### Data supplied
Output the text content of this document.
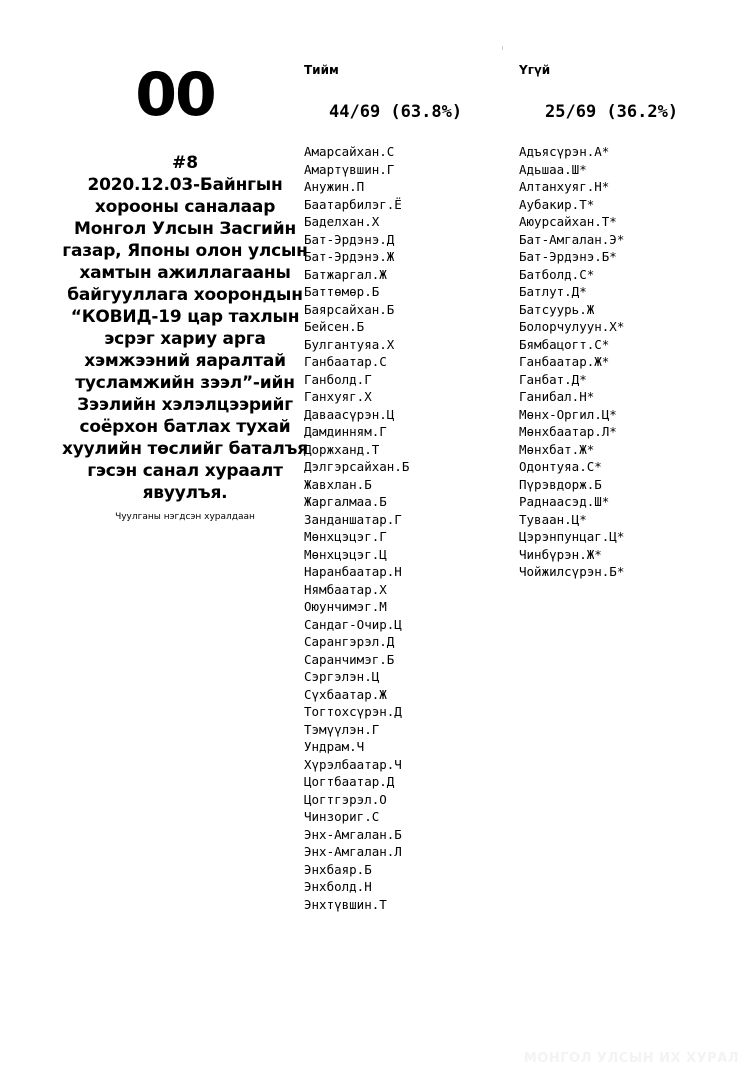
00
#8
2020.12.03-Байнгын хорооны саналаар Монгол Улсын Засгийн газар, Японы олон улсын хамтын ажиллагааны байгууллага хоорондын “КОВИД-19 цар тахлын эсрэг хариу арга хэмжээний яаралтай тусламжийн зээл”-ийн Зээлийн хэлэлцээрийг соёрхон батлах тухай хуулийн төслийг баталъя гэсэн санал хураалт явуулъя.
Чуулганы нэгдсэн хуралдаан
Тийм
44/69 (63.8%)
Амарсайхан.С
Амартүвшин.Г
Анужин.П
Баатарбилэг.Ё
Баделхан.Х
Бат-Эрдэнэ.Д
Бат-Эрдэнэ.Ж
Батжаргал.Ж
Баттөмөр.Б
Баярсайхан.Б
Бейсен.Б
Булгантуяа.Х
Ганбаатар.С
Ганболд.Г
Ганхуяг.Х
Даваасүрэн.Ц
Дамдинням.Г
Доржханд.Т
Дэлгэрсайхан.Б
Жавхлан.Б
Жаргалмаа.Б
Занданшатар.Г
Мөнхцэцэг.Г
Мөнхцэцэг.Ц
Наранбаатар.Н
Нямбаатар.Х
Оюунчимэг.М
Сандаг-Очир.Ц
Сарангэрэл.Д
Саранчимэг.Б
Сэргэлэн.Ц
Сүхбаатар.Ж
Тогтохсүрэн.Д
Тэмүүлэн.Г
Ундрам.Ч
Хүрэлбаатар.Ч
Цогтбаатар.Д
Цогтгэрэл.О
Чинзориг.С
Энх-Амгалан.Б
Энх-Амгалан.Л
Энхбаяр.Б
Энхболд.Н
Энхтүвшин.Т
Үгүй
25/69 (36.2%)
Адъясүрэн.А*
Адьшаа.Ш*
Алтанхуяг.Н*
Аубакир.Т*
Аюурсайхан.Т*
Бат-Амгалан.Э*
Бат-Эрдэнэ.Б*
Батболд.С*
Батлут.Д*
Батсуурь.Ж
Болорчулуун.Х*
Бямбацогт.С*
Ганбаатар.Ж*
Ганбат.Д*
Ганибал.Н*
Мөнх-Оргил.Ц*
Мөнхбаатар.Л*
Мөнхбат.Ж*
Одонтуяа.С*
Пүрэвдорж.Б
Раднаасэд.Ш*
Туваан.Ц*
Цэрэнпунцаг.Ц*
Чинбүрэн.Ж*
Чойжилсүрэн.Б*
МОНГОЛ УЛСЫН ИХ ХУРАЛ
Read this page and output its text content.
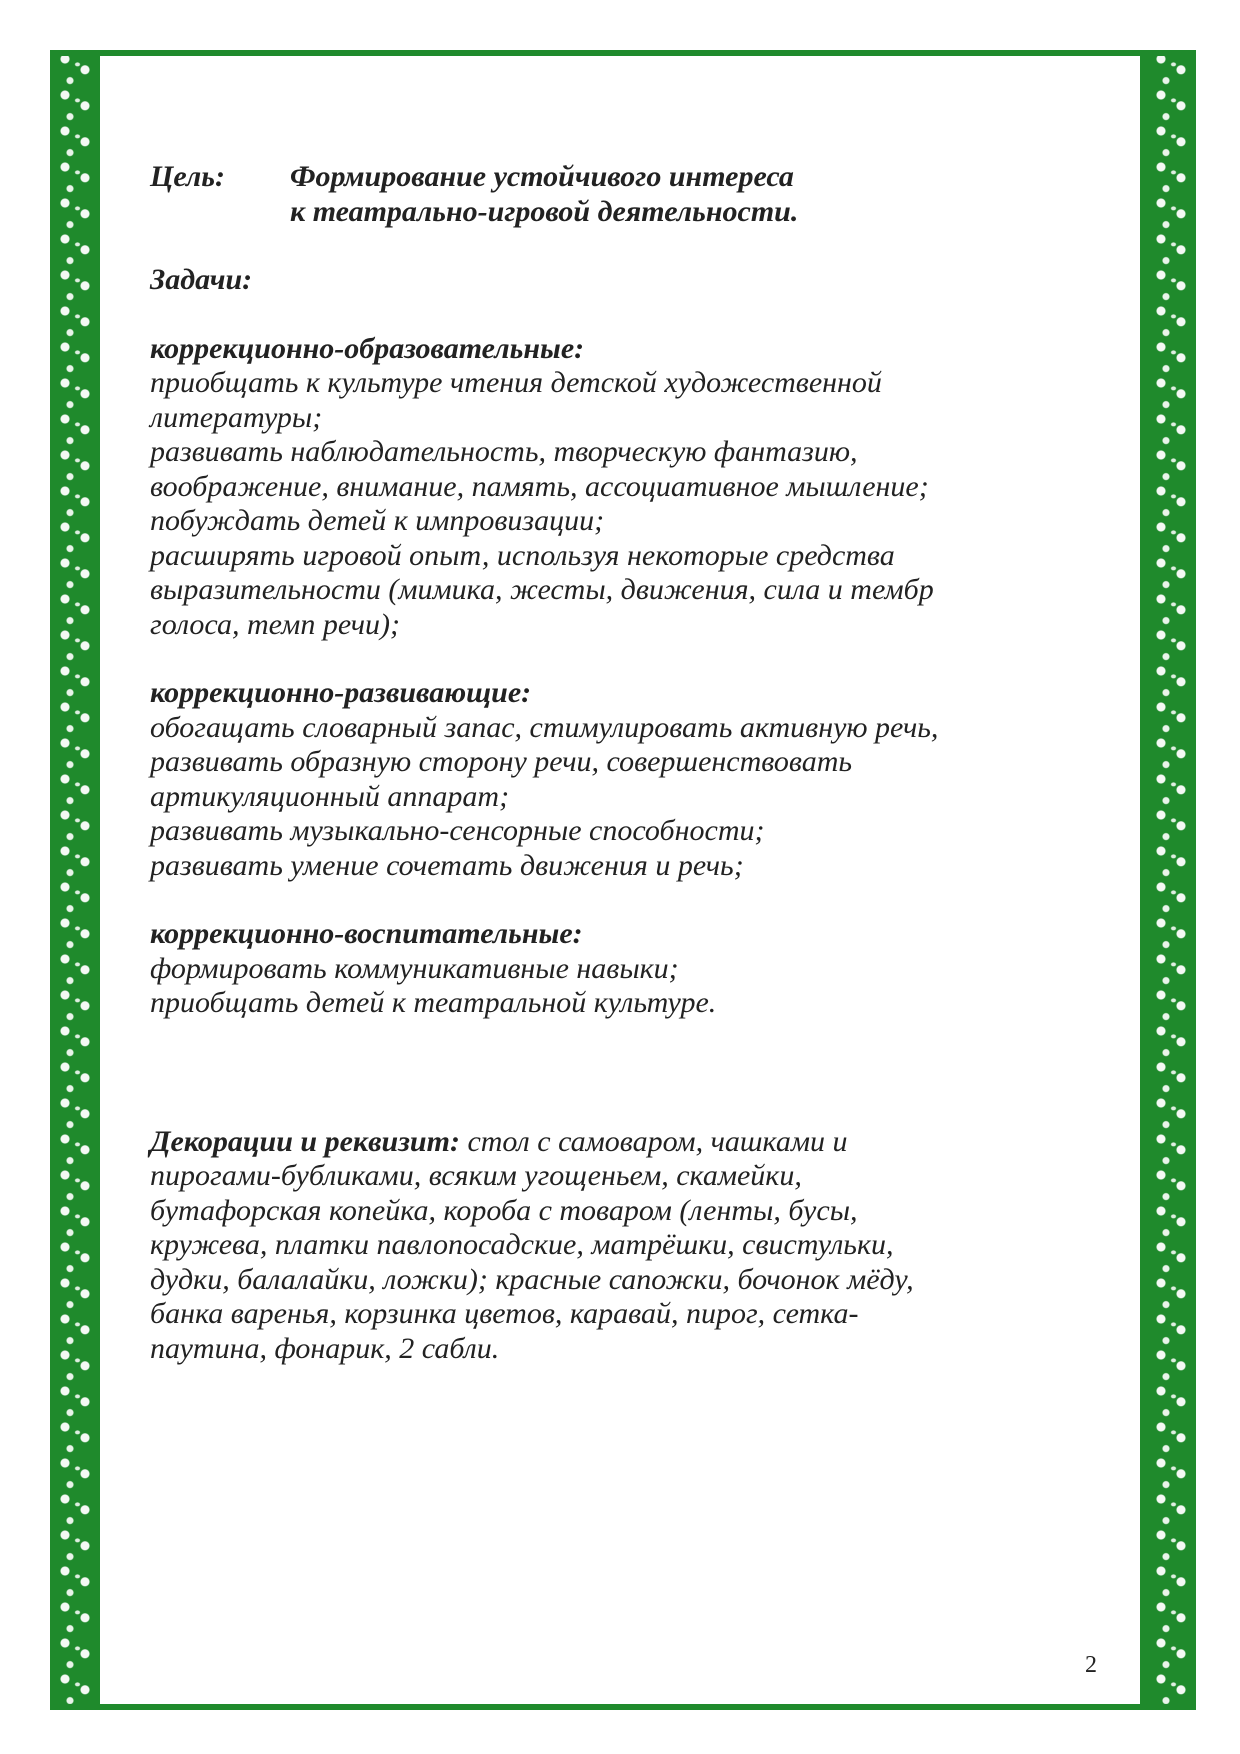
Цель:	Формирование устойчивого интереса
к театрально-игровой деятельности.
Задачи:
коррекционно-образовательные:
приобщать к культуре чтения детской художественной
литературы;
развивать наблюдательность, творческую фантазию,
воображение, внимание, память, ассоциативное мышление;
побуждать детей к импровизации;
расширять игровой опыт, используя некоторые средства
выразительности (мимика, жесты, движения, сила и тембр
голоса, темп речи);
коррекционно-развивающие:
обогащать словарный запас, стимулировать активную речь,
развивать образную сторону речи, совершенствовать
артикуляционный аппарат;
развивать музыкально-сенсорные способности;
развивать умение сочетать движения и речь;
коррекционно-воспитательные:
формировать коммуникативные навыки;
приобщать детей к театральной культуре.
Декорации и реквизит: стол с самоваром, чашками и
пирогами-бубликами, всяким угощеньем, скамейки,
бутафорская копейка, короба с товаром (ленты, бусы,
кружева, платки павлопосадские, матрёшки, свистульки,
дудки, балалайки, ложки); красные сапожки, бочонок мёду,
банка варенья, корзинка цветов, каравай, пирог, сетка-
паутина, фонарик, 2 сабли.
2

### What you should do
Transcribe the whole listing, character for character, but not its images.

### Solution to this exercise
Output the text content of this document.
00
#8
2020.12.03-Байнгын хорооны саналаар Монгол Улсын Засгийн газар, Японы олон улсын хамтын ажиллагааны байгууллага хоорондын “КОВИД-19 цар тахлын эсрэг хариу арга хэмжээний яаралтай тусламжийн зээл”-ийн Зээлийн хэлэлцээрийг соёрхон батлах тухай хуулийн төслийг баталъя гэсэн санал хураалт явуулъя.
Чуулганы нэгдсэн хуралдаан
Тийм
44/69 (63.8%)
Амарсайхан.С
Амартүвшин.Г
Анужин.П
Баатарбилэг.Ё
Баделхан.Х
Бат-Эрдэнэ.Д
Бат-Эрдэнэ.Ж
Батжаргал.Ж
Баттөмөр.Б
Баярсайхан.Б
Бейсен.Б
Булгантуяа.Х
Ганбаатар.С
Ганболд.Г
Ганхуяг.Х
Даваасүрэн.Ц
Дамдинням.Г
Доржханд.Т
Дэлгэрсайхан.Б
Жавхлан.Б
Жаргалмаа.Б
Занданшатар.Г
Мөнхцэцэг.Г
Мөнхцэцэг.Ц
Наранбаатар.Н
Нямбаатар.Х
Оюунчимэг.М
Сандаг-Очир.Ц
Сарангэрэл.Д
Саранчимэг.Б
Сэргэлэн.Ц
Сүхбаатар.Ж
Тогтохсүрэн.Д
Тэмүүлэн.Г
Ундрам.Ч
Хүрэлбаатар.Ч
Цогтбаатар.Д
Цогтгэрэл.О
Чинзориг.С
Энх-Амгалан.Б
Энх-Амгалан.Л
Энхбаяр.Б
Энхболд.Н
Энхтүвшин.Т
Үгүй
25/69 (36.2%)
Адъясүрэн.А*
Адьшаа.Ш*
Алтанхуяг.Н*
Аубакир.Т*
Аюурсайхан.Т*
Бат-Амгалан.Э*
Бат-Эрдэнэ.Б*
Батболд.С*
Батлут.Д*
Батсуурь.Ж
Болорчулуун.Х*
Бямбацогт.С*
Ганбаатар.Ж*
Ганбат.Д*
Ганибал.Н*
Мөнх-Оргил.Ц*
Мөнхбаатар.Л*
Мөнхбат.Ж*
Одонтуяа.С*
Пүрэвдорж.Б
Раднаасэд.Ш*
Туваан.Ц*
Цэрэнпунцаг.Ц*
Чинбүрэн.Ж*
Чойжилсүрэн.Б*
МОНГОЛ УЛСЫН ИХ ХУРАЛ
Read this page and output its text content.
Цель:	Формирование устойчивого интереса
к театрально-игровой деятельности.
Задачи:
коррекционно-образовательные:
приобщать к культуре чтения детской художественной
литературы;
развивать наблюдательность, творческую фантазию,
воображение, внимание, память, ассоциативное мышление;
побуждать детей к импровизации;
расширять игровой опыт, используя некоторые средства
выразительности (мимика, жесты, движения, сила и тембр
голоса, темп речи);
коррекционно-развивающие:
обогащать словарный запас, стимулировать активную речь,
развивать образную сторону речи, совершенствовать
артикуляционный аппарат;
развивать музыкально-сенсорные способности;
развивать умение сочетать движения и речь;
коррекционно-воспитательные:
формировать коммуникативные навыки;
приобщать детей к театральной культуре.
Декорации и реквизит: стол с самоваром, чашками и
пирогами-бубликами, всяким угощеньем, скамейки,
бутафорская копейка, короба с товаром (ленты, бусы,
кружева, платки павлопосадские, матрёшки, свистульки,
дудки, балалайки, ложки); красные сапожки, бочонок мёду,
банка варенья, корзинка цветов, каравай, пирог, сетка-
паутина, фонарик, 2 сабли.
2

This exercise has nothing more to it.